=== Dataset ===
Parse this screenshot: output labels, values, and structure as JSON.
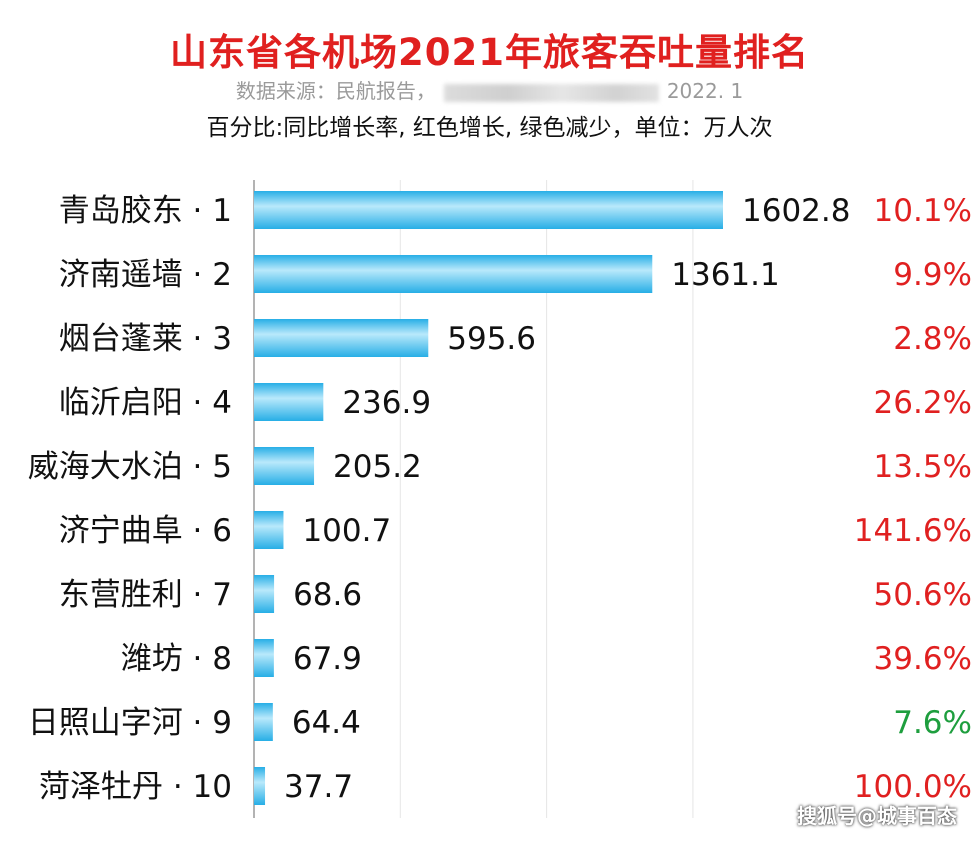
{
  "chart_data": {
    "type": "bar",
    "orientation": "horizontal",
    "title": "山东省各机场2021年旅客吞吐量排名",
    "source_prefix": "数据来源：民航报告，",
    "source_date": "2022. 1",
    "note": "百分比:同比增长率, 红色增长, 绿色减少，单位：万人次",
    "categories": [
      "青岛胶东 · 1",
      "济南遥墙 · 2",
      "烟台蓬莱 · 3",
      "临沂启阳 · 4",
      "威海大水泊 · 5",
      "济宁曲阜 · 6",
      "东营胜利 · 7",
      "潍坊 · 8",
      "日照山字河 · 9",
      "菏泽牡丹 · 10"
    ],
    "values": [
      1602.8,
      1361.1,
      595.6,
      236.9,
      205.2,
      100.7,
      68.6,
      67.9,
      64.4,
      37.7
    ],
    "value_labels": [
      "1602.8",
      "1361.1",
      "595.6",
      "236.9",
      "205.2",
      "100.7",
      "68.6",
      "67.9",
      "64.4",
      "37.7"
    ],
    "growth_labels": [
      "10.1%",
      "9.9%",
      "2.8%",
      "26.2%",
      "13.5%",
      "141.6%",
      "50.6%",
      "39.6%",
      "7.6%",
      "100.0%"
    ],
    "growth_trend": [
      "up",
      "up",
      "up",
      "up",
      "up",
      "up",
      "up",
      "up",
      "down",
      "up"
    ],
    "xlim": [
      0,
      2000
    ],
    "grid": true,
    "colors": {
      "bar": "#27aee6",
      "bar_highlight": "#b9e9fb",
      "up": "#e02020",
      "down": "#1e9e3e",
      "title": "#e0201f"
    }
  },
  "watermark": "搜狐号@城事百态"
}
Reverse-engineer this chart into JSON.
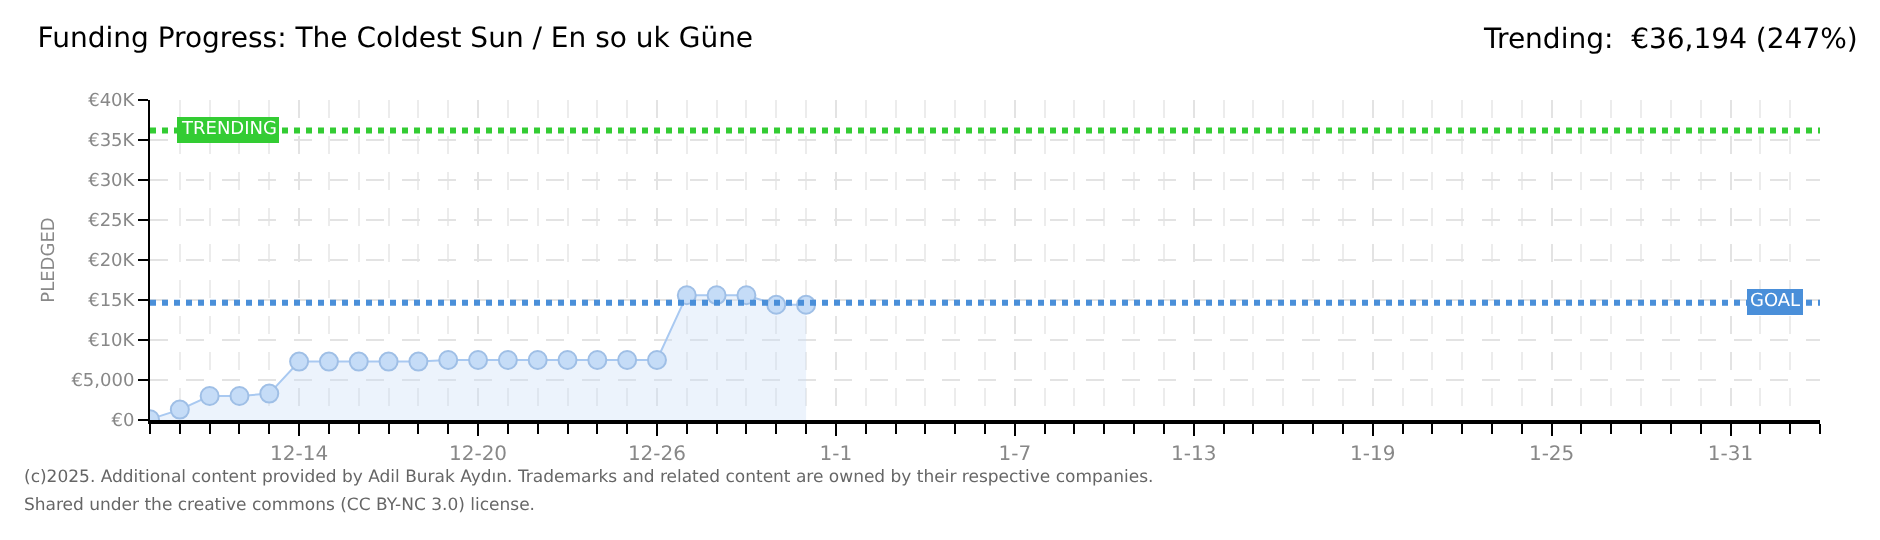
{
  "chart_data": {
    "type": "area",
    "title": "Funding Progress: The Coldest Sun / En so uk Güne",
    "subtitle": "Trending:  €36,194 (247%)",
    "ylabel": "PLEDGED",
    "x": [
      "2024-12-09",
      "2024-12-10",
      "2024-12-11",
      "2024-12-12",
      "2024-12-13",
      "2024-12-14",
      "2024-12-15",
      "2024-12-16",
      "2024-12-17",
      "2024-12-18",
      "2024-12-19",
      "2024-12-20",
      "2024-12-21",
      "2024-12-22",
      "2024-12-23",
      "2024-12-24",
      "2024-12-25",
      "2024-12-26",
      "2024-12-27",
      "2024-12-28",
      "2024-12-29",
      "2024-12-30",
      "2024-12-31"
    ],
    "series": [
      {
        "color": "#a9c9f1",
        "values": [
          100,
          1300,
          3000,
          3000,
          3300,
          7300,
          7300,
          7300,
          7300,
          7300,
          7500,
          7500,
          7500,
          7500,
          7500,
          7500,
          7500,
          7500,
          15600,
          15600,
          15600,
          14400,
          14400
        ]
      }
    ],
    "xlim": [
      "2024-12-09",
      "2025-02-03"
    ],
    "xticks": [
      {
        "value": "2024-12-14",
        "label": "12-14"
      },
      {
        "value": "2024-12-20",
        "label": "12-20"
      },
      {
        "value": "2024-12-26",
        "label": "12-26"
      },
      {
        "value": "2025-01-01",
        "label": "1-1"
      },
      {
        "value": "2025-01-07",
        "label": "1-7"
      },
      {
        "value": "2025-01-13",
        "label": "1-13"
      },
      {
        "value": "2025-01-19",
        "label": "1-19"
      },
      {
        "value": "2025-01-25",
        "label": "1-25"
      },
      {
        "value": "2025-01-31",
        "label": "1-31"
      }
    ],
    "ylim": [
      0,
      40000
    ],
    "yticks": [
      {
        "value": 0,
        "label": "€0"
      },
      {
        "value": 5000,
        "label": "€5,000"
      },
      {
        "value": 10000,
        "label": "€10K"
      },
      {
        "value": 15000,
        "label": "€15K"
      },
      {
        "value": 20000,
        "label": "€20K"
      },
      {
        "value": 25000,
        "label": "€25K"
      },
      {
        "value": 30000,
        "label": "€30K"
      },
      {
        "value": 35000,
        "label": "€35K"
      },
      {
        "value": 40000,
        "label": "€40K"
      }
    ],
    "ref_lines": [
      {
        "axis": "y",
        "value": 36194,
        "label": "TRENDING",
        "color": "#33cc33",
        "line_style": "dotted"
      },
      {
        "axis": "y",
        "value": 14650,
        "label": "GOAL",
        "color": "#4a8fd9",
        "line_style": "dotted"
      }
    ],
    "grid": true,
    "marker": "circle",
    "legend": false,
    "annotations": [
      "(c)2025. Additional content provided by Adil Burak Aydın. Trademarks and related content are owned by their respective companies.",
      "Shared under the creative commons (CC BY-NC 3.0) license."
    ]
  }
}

=== Task brief ===
Word for word, quote the lines above. Omit the pictures.

=== Response below ===
Parse this screenshot: output labels, values, and structure as JSON.
{
  "chart_data": {
    "type": "bar",
    "orientation": "horizontal",
    "title": "山东省各机场2021年旅客吞吐量排名",
    "source_prefix": "数据来源：民航报告，",
    "source_date": "2022. 1",
    "note": "百分比:同比增长率, 红色增长, 绿色减少，单位：万人次",
    "categories": [
      "青岛胶东 · 1",
      "济南遥墙 · 2",
      "烟台蓬莱 · 3",
      "临沂启阳 · 4",
      "威海大水泊 · 5",
      "济宁曲阜 · 6",
      "东营胜利 · 7",
      "潍坊 · 8",
      "日照山字河 · 9",
      "菏泽牡丹 · 10"
    ],
    "values": [
      1602.8,
      1361.1,
      595.6,
      236.9,
      205.2,
      100.7,
      68.6,
      67.9,
      64.4,
      37.7
    ],
    "value_labels": [
      "1602.8",
      "1361.1",
      "595.6",
      "236.9",
      "205.2",
      "100.7",
      "68.6",
      "67.9",
      "64.4",
      "37.7"
    ],
    "growth_labels": [
      "10.1%",
      "9.9%",
      "2.8%",
      "26.2%",
      "13.5%",
      "141.6%",
      "50.6%",
      "39.6%",
      "7.6%",
      "100.0%"
    ],
    "growth_trend": [
      "up",
      "up",
      "up",
      "up",
      "up",
      "up",
      "up",
      "up",
      "down",
      "up"
    ],
    "xlim": [
      0,
      2000
    ],
    "grid": true,
    "colors": {
      "bar": "#27aee6",
      "bar_highlight": "#b9e9fb",
      "up": "#e02020",
      "down": "#1e9e3e",
      "title": "#e0201f"
    }
  },
  "watermark": "搜狐号@城事百态"
}
Reverse-engineer this chart into JSON.
{
  "chart_data": {
    "type": "area",
    "title": "Funding Progress: The Coldest Sun / En so uk Güne",
    "subtitle": "Trending:  €36,194 (247%)",
    "ylabel": "PLEDGED",
    "x": [
      "2024-12-09",
      "2024-12-10",
      "2024-12-11",
      "2024-12-12",
      "2024-12-13",
      "2024-12-14",
      "2024-12-15",
      "2024-12-16",
      "2024-12-17",
      "2024-12-18",
      "2024-12-19",
      "2024-12-20",
      "2024-12-21",
      "2024-12-22",
      "2024-12-23",
      "2024-12-24",
      "2024-12-25",
      "2024-12-26",
      "2024-12-27",
      "2024-12-28",
      "2024-12-29",
      "2024-12-30",
      "2024-12-31"
    ],
    "series": [
      {
        "color": "#a9c9f1",
        "values": [
          100,
          1300,
          3000,
          3000,
          3300,
          7300,
          7300,
          7300,
          7300,
          7300,
          7500,
          7500,
          7500,
          7500,
          7500,
          7500,
          7500,
          7500,
          15600,
          15600,
          15600,
          14400,
          14400
        ]
      }
    ],
    "xlim": [
      "2024-12-09",
      "2025-02-03"
    ],
    "xticks": [
      {
        "value": "2024-12-14",
        "label": "12-14"
      },
      {
        "value": "2024-12-20",
        "label": "12-20"
      },
      {
        "value": "2024-12-26",
        "label": "12-26"
      },
      {
        "value": "2025-01-01",
        "label": "1-1"
      },
      {
        "value": "2025-01-07",
        "label": "1-7"
      },
      {
        "value": "2025-01-13",
        "label": "1-13"
      },
      {
        "value": "2025-01-19",
        "label": "1-19"
      },
      {
        "value": "2025-01-25",
        "label": "1-25"
      },
      {
        "value": "2025-01-31",
        "label": "1-31"
      }
    ],
    "ylim": [
      0,
      40000
    ],
    "yticks": [
      {
        "value": 0,
        "label": "€0"
      },
      {
        "value": 5000,
        "label": "€5,000"
      },
      {
        "value": 10000,
        "label": "€10K"
      },
      {
        "value": 15000,
        "label": "€15K"
      },
      {
        "value": 20000,
        "label": "€20K"
      },
      {
        "value": 25000,
        "label": "€25K"
      },
      {
        "value": 30000,
        "label": "€30K"
      },
      {
        "value": 35000,
        "label": "€35K"
      },
      {
        "value": 40000,
        "label": "€40K"
      }
    ],
    "ref_lines": [
      {
        "axis": "y",
        "value": 36194,
        "label": "TRENDING",
        "color": "#33cc33",
        "line_style": "dotted"
      },
      {
        "axis": "y",
        "value": 14650,
        "label": "GOAL",
        "color": "#4a8fd9",
        "line_style": "dotted"
      }
    ],
    "grid": true,
    "marker": "circle",
    "legend": false,
    "annotations": [
      "(c)2025. Additional content provided by Adil Burak Aydın. Trademarks and related content are owned by their respective companies.",
      "Shared under the creative commons (CC BY-NC 3.0) license."
    ]
  }
}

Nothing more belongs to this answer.